### Exercise brief
Gather all lines containing the string "flag" and copy them out.

### Data records
━━━
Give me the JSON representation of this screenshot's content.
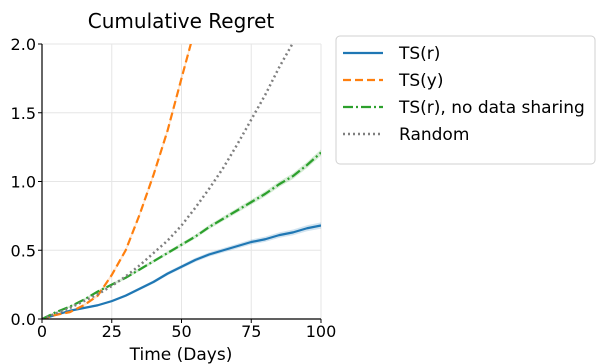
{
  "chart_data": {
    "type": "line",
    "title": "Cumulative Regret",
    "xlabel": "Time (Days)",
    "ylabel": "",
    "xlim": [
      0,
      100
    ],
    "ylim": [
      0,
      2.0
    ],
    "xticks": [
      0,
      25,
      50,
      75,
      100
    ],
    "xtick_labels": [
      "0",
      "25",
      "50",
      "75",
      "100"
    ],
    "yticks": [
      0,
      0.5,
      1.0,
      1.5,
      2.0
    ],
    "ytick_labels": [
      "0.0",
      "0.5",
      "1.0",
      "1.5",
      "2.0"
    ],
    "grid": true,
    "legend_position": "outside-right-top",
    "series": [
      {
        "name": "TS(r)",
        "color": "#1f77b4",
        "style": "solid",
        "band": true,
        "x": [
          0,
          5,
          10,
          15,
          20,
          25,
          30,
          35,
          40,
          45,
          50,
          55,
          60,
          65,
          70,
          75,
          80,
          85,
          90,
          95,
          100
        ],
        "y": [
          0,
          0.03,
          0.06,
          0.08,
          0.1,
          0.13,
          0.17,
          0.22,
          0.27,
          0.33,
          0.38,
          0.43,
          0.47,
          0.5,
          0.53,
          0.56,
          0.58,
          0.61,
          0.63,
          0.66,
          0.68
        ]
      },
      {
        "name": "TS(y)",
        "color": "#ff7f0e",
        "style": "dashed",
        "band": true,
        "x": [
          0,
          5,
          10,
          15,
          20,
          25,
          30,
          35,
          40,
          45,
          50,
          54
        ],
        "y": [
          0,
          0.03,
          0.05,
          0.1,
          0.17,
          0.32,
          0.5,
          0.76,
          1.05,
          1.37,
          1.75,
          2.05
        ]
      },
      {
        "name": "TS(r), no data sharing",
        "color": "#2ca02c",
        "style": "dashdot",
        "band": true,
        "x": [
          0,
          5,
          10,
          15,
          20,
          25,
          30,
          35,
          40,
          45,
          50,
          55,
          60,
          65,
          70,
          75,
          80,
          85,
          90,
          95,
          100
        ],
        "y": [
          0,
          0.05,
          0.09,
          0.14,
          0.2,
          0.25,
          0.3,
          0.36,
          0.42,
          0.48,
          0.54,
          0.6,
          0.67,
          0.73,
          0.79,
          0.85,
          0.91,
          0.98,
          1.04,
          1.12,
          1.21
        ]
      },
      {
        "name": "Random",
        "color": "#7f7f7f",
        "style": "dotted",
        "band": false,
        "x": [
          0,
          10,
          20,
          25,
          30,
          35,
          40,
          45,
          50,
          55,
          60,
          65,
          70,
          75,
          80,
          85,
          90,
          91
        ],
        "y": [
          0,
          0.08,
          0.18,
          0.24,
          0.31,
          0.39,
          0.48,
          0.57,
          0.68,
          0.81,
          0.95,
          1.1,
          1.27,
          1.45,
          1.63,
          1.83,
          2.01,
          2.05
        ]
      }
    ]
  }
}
━━━
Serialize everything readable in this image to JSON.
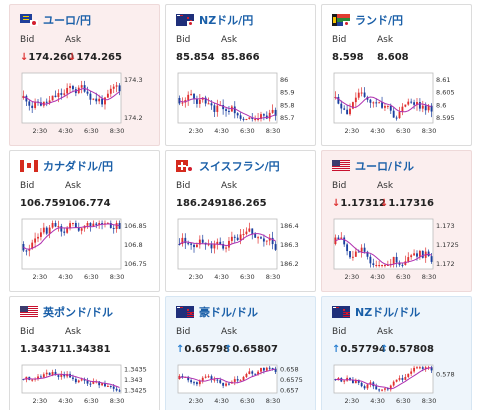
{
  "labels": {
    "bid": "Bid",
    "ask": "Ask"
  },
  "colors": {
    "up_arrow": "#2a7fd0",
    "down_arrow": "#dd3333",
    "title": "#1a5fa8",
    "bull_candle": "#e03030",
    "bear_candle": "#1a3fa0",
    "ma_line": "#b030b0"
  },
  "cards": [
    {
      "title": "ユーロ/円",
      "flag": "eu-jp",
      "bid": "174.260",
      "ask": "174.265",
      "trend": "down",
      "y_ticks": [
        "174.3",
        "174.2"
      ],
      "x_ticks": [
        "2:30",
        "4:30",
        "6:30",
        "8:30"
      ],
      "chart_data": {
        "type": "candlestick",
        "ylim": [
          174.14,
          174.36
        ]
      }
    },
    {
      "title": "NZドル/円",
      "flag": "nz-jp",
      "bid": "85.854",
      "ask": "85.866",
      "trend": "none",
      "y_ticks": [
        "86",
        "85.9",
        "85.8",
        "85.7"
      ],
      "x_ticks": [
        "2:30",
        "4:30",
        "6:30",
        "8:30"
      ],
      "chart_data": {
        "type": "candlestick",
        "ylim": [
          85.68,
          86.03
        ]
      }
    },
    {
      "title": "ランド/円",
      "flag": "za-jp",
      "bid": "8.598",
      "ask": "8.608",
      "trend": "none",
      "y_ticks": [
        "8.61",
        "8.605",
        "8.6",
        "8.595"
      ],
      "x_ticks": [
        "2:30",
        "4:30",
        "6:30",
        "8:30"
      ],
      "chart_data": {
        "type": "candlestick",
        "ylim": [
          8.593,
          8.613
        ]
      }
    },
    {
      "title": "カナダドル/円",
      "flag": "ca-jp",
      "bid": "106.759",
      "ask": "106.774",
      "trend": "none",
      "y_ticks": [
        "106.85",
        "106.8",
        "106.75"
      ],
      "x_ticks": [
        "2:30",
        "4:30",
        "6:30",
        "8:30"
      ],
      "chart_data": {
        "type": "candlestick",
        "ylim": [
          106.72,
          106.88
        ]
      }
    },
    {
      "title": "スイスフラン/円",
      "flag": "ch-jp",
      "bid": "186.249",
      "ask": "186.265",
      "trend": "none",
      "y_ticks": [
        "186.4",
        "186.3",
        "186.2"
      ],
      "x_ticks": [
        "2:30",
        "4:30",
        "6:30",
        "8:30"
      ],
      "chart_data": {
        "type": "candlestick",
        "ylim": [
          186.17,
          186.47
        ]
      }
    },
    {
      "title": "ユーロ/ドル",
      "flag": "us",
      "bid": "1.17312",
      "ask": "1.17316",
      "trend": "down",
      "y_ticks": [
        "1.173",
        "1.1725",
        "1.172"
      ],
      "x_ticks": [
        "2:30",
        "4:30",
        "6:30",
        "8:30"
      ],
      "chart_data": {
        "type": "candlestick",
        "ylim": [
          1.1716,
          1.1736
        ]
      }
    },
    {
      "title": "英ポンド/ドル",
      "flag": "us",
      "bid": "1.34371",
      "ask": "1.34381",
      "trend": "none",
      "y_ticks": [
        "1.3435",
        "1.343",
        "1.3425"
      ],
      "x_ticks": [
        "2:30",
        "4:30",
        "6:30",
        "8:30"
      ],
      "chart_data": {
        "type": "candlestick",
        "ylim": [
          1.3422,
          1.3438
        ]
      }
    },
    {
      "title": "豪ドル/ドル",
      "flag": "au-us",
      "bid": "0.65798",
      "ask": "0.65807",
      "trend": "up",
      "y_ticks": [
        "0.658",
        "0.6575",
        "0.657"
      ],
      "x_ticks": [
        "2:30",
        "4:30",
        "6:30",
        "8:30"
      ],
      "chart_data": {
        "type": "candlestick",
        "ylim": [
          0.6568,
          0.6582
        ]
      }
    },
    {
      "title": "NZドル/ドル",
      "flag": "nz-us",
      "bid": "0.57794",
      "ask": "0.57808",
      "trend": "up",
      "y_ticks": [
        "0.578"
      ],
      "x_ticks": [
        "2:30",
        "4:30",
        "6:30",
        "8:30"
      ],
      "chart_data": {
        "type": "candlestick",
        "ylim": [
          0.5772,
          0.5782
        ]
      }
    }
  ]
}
━━━
### Written solution
      "flag": "eu-jp",
      "flag": "nz-jp",
      "flag": "za-jp",
      "flag": "ca-jp",
      "flag": "ch-jp",
      "flag": "us",
      "flag": "us",
      "flag": "au-us",
      "flag": "nz-us",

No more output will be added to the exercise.